■ WHAT IS BEING ASKED: Identify the lines that contain the word "Книжный" and copy each one.

■ STORED RECORDS:
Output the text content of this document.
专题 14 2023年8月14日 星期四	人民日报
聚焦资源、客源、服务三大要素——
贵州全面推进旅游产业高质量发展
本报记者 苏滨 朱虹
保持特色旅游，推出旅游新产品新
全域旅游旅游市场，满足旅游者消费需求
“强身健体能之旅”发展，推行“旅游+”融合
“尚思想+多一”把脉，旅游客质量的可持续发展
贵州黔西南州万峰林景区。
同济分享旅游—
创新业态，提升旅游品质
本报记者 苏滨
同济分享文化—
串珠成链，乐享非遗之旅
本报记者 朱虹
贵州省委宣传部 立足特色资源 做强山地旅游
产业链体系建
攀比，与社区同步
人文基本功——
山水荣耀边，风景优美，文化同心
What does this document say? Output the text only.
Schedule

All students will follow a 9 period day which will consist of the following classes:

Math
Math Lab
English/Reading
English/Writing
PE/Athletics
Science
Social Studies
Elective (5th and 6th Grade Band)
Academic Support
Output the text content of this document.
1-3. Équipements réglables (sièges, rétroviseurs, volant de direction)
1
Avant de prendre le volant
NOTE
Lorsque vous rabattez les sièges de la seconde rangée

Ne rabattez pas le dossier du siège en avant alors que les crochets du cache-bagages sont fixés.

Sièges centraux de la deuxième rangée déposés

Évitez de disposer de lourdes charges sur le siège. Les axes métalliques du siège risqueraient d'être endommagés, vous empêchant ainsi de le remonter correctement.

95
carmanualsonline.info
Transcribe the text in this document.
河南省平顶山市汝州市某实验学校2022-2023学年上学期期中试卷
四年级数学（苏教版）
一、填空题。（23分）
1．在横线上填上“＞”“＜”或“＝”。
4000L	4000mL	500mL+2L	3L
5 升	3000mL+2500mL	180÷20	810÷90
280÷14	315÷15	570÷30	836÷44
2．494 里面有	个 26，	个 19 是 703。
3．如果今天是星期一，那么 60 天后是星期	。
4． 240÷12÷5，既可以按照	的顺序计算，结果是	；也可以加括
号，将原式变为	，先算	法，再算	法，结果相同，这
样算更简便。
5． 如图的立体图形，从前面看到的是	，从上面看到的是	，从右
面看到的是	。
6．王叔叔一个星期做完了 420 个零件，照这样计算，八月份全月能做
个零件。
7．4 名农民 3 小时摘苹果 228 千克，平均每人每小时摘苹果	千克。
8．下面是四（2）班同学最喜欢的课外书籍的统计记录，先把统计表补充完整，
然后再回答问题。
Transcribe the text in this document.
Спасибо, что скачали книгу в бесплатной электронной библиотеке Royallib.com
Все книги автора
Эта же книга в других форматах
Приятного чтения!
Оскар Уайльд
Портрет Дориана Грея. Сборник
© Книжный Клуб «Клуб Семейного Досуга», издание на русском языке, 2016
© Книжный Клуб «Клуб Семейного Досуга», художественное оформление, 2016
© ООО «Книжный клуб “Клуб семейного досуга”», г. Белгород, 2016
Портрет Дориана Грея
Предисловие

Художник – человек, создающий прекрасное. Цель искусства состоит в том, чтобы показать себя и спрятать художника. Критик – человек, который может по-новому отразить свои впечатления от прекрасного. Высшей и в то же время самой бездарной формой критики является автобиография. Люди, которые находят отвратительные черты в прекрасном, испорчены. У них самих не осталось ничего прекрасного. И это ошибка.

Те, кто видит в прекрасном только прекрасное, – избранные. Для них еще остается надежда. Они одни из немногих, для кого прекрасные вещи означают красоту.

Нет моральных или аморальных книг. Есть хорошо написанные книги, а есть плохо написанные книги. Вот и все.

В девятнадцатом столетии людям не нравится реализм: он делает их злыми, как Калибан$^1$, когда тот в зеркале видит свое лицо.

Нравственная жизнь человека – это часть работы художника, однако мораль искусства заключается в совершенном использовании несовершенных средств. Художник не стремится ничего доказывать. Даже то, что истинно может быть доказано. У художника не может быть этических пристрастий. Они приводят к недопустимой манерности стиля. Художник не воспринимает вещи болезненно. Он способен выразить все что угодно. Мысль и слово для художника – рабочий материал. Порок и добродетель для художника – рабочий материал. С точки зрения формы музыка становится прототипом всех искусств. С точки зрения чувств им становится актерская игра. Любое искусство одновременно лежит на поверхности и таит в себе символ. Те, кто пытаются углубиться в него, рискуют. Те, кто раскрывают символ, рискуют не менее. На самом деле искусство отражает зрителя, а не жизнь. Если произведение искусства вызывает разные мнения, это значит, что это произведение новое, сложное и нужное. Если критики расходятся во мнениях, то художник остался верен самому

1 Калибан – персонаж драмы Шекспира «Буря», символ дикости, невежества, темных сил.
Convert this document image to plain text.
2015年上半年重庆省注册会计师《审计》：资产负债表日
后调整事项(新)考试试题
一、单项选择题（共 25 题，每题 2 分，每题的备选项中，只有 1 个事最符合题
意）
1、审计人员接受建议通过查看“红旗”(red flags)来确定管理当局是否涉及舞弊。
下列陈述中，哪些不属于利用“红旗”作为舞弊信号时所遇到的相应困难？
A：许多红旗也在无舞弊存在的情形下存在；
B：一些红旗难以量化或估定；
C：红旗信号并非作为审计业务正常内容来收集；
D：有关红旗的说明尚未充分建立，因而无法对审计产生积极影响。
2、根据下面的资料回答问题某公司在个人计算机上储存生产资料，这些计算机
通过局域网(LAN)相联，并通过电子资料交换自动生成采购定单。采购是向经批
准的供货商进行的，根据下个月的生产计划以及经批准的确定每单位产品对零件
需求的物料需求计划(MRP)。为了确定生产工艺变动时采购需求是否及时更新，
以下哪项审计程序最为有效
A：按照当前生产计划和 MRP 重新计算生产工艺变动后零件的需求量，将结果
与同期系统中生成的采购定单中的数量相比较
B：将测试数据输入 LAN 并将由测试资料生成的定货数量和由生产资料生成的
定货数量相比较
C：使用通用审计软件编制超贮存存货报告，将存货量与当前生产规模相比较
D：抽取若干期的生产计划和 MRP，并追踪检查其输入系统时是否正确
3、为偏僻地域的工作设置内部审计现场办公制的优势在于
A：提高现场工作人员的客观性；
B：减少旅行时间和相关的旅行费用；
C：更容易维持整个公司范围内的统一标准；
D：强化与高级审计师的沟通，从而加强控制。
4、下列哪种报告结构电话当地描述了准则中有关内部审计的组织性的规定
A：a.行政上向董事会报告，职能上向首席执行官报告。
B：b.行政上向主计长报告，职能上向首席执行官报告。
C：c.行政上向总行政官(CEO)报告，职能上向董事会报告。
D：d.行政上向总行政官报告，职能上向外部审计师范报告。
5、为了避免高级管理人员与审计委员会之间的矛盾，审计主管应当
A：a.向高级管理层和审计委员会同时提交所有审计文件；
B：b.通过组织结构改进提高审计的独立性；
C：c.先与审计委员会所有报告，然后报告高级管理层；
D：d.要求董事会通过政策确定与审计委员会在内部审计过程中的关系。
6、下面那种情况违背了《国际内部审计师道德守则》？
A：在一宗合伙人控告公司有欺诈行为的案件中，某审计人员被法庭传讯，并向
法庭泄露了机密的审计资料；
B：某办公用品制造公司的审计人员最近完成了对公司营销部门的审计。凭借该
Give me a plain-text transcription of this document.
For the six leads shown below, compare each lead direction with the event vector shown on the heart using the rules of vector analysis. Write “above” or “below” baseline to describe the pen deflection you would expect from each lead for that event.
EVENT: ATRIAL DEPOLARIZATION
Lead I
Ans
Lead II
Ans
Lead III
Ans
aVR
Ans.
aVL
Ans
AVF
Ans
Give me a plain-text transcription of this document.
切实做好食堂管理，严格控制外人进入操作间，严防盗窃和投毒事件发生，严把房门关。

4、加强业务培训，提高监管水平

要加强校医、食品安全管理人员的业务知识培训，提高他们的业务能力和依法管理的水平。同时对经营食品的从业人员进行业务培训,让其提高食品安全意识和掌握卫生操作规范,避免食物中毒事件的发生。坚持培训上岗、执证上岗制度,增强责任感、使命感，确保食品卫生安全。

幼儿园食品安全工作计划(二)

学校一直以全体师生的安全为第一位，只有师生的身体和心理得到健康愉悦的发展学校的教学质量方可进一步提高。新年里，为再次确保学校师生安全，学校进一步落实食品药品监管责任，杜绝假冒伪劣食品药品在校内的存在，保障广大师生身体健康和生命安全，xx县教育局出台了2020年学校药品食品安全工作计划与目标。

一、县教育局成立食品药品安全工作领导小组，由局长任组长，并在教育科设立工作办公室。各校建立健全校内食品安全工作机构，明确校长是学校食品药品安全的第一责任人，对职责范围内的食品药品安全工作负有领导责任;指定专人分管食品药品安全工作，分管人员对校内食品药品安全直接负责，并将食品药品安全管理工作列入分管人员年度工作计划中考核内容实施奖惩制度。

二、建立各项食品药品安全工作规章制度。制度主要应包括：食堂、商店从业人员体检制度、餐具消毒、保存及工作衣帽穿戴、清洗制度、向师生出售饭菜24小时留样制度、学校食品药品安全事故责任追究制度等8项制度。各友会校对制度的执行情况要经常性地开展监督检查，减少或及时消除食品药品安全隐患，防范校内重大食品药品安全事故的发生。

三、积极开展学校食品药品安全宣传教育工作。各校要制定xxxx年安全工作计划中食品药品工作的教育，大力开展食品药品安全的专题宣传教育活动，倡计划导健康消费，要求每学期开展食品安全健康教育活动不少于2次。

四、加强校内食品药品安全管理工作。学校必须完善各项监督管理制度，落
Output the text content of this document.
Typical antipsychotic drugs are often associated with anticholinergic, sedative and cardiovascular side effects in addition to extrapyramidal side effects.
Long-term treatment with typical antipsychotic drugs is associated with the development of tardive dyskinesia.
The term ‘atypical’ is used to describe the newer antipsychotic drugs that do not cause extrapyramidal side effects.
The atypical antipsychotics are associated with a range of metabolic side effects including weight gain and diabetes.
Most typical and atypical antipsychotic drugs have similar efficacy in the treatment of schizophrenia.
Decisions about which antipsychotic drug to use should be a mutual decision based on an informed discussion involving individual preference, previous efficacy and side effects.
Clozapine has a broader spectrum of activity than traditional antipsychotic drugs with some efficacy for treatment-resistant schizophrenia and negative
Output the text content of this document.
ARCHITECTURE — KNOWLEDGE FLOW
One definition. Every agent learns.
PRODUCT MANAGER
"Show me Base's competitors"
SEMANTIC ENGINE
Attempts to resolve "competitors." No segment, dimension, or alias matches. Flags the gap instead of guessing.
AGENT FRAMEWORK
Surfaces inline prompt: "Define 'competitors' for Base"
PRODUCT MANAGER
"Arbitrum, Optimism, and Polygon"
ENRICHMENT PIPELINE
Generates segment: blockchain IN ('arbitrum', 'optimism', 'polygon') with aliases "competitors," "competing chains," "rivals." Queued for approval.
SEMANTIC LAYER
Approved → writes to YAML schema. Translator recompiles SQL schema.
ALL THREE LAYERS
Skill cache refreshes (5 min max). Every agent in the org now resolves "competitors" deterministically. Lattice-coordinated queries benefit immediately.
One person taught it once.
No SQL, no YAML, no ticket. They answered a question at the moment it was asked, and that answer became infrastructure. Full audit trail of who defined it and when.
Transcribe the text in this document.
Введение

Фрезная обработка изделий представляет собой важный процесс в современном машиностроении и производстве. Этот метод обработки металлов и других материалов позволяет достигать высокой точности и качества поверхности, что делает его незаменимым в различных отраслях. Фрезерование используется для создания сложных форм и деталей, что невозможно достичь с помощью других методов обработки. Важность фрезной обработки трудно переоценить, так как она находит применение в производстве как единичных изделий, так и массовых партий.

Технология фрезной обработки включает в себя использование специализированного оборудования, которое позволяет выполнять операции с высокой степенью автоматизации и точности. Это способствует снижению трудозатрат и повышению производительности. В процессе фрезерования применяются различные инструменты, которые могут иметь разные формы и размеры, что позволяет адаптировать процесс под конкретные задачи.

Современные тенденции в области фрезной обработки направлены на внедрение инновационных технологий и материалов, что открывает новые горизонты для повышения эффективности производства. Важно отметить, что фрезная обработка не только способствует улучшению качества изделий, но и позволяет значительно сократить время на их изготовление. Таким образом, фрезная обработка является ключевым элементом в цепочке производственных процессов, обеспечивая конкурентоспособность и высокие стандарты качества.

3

■ OUTPUT OF THE TASK:
© Книжный Клуб «Клуб Семейного Досуга», издание на русском языке, 2016
© Книжный Клуб «Клуб Семейного Досуга», художественное оформление, 2016
© ООО «Книжный клуб “Клуб семейного досуга”», г. Белгород, 2016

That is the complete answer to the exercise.